#### RECORD EXCERPTS

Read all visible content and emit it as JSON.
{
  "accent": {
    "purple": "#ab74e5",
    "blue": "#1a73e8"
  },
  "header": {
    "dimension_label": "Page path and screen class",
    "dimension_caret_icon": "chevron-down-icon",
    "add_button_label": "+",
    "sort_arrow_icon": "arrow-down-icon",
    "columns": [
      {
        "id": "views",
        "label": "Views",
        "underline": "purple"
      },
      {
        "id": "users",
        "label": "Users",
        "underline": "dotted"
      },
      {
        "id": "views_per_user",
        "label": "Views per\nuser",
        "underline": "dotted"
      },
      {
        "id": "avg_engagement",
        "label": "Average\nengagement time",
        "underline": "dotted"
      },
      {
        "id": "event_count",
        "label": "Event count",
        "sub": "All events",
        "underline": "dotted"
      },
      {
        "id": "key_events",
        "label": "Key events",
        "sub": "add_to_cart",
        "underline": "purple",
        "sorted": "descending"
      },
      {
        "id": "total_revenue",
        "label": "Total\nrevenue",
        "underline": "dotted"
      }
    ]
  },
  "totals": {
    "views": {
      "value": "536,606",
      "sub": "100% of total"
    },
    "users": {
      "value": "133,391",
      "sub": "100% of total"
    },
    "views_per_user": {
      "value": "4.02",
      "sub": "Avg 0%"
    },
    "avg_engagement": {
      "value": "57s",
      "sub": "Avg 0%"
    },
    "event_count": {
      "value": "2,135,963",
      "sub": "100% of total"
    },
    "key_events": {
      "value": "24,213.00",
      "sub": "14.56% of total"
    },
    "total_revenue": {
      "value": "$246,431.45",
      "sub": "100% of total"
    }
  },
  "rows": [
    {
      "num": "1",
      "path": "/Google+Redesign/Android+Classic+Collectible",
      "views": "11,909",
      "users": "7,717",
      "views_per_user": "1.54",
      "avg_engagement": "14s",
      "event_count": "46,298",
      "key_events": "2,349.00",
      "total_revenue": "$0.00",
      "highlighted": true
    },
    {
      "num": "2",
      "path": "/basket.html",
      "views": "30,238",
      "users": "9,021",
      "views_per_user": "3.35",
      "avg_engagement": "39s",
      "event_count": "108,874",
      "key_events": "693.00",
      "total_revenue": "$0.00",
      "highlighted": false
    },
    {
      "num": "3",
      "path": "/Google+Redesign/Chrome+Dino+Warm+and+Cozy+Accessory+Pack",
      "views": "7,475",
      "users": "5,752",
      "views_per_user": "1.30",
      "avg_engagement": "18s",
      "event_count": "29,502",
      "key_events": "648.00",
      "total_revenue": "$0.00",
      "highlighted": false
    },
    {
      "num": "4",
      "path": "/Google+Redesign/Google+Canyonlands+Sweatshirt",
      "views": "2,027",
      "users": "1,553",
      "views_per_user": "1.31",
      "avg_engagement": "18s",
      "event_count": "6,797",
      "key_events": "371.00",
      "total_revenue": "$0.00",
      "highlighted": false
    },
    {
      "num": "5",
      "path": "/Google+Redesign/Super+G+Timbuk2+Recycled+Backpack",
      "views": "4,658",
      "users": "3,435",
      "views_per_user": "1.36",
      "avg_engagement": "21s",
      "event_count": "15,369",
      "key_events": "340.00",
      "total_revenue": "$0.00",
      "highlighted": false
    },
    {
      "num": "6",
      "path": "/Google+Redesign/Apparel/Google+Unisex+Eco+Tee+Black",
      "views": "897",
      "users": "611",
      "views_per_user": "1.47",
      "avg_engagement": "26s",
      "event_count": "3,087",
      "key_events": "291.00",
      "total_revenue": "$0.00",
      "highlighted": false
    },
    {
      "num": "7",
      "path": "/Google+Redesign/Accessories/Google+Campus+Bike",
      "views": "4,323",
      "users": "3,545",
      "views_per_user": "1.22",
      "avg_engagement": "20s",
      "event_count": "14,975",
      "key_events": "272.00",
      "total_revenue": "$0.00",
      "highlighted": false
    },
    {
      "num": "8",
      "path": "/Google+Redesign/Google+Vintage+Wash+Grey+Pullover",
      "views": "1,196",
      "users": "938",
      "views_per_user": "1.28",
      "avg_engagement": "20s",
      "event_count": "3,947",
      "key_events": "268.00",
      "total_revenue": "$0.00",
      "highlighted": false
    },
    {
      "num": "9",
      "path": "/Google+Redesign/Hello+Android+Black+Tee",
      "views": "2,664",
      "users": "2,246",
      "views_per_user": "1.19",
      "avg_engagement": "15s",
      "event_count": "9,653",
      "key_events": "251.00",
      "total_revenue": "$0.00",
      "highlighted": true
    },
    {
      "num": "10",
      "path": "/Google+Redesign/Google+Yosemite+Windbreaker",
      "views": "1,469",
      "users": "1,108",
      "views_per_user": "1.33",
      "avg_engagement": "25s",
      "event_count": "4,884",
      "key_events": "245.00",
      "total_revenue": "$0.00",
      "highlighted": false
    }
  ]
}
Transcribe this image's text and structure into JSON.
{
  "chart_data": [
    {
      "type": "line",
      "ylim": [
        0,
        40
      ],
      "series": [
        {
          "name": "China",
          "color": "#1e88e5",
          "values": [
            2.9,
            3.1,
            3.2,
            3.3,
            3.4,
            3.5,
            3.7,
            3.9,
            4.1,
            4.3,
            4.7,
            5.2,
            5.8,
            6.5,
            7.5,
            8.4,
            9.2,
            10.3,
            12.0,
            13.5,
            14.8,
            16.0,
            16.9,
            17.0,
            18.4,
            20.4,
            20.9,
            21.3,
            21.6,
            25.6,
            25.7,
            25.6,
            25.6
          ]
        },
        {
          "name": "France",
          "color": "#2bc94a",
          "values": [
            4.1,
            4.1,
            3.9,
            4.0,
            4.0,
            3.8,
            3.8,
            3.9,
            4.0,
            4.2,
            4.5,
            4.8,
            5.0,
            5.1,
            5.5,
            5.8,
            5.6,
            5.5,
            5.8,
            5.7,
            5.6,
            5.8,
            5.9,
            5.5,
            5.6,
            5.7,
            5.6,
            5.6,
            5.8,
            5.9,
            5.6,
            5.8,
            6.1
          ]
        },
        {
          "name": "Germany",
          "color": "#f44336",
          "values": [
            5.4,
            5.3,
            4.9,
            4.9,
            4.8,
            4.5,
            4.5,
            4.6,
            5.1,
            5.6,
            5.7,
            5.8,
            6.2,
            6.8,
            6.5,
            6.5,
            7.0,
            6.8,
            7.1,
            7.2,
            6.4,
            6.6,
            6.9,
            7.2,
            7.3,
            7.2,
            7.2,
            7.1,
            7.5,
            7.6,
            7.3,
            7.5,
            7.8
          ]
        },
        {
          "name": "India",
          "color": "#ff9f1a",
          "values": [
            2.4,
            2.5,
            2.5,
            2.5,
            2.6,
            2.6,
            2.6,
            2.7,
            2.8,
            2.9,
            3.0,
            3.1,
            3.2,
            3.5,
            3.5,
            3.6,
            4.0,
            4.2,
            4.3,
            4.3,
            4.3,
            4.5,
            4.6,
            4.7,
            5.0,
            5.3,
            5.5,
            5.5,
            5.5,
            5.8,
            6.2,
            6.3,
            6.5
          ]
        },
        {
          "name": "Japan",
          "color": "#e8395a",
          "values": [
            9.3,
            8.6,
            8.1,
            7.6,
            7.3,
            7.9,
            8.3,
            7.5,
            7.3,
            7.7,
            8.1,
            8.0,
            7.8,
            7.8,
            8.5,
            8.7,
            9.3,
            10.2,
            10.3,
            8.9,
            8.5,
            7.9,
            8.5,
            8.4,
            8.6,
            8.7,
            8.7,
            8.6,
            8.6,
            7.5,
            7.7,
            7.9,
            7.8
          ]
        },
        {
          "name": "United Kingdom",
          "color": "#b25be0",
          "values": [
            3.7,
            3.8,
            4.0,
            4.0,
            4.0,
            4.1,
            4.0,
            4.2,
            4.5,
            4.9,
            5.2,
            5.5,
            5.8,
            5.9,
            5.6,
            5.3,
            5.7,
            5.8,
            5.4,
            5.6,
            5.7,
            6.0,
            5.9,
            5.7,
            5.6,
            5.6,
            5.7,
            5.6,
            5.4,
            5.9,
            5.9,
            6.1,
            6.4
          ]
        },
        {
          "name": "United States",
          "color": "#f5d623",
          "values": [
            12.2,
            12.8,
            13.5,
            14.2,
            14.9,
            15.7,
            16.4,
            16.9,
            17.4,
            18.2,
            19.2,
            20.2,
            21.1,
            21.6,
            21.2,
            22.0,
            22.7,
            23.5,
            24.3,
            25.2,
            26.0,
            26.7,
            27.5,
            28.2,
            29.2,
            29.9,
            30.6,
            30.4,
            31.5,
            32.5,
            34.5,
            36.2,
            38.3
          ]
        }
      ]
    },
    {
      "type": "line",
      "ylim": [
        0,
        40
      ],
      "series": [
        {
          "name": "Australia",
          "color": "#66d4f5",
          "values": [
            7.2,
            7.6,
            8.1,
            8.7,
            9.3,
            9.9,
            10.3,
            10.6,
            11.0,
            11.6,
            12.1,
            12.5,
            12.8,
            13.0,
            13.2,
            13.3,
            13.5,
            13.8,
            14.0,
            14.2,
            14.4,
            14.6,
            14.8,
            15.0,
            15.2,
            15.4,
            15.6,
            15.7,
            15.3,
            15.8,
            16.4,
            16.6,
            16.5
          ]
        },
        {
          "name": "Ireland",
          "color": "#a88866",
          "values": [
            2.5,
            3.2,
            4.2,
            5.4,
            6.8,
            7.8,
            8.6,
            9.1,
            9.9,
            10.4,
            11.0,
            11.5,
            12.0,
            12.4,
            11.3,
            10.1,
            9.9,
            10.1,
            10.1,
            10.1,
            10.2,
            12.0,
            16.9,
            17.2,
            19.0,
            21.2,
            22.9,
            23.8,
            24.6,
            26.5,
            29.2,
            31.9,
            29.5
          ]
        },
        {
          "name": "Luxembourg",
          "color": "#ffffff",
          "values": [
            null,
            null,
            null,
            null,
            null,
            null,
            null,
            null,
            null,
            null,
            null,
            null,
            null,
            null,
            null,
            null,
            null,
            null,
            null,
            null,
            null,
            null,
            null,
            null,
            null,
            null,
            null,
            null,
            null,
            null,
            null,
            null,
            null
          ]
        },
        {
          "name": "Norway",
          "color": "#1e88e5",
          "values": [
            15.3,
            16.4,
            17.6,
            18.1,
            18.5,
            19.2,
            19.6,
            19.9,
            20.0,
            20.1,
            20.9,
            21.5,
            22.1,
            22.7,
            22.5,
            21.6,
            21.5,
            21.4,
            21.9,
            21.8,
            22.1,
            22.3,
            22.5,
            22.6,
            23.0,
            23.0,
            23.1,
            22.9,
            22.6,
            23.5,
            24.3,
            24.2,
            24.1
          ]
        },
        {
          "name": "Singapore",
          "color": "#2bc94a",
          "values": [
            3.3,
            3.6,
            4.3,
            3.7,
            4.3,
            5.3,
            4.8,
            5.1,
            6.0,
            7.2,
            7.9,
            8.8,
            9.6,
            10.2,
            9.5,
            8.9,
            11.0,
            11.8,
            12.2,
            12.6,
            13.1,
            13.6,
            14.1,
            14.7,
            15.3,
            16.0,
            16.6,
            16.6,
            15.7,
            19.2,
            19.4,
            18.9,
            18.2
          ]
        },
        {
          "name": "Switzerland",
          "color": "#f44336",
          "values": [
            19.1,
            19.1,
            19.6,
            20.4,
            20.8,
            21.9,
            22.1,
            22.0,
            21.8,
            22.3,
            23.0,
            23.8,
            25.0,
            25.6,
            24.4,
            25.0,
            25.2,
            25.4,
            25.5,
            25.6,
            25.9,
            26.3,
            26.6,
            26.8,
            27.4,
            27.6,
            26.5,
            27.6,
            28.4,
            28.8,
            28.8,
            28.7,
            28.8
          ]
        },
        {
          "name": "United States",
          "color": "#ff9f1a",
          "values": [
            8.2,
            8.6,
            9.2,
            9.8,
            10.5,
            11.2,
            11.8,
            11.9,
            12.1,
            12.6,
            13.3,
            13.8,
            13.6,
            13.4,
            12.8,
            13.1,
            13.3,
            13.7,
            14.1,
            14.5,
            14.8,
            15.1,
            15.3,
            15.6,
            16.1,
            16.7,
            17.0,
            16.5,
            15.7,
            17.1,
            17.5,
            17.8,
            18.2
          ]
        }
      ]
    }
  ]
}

########

#### [WRITTEN INSTRUCTION]
Of the lines in this material, state how many hold the string "down". Write no other words.

#### [EXERCISE ANSWER]
2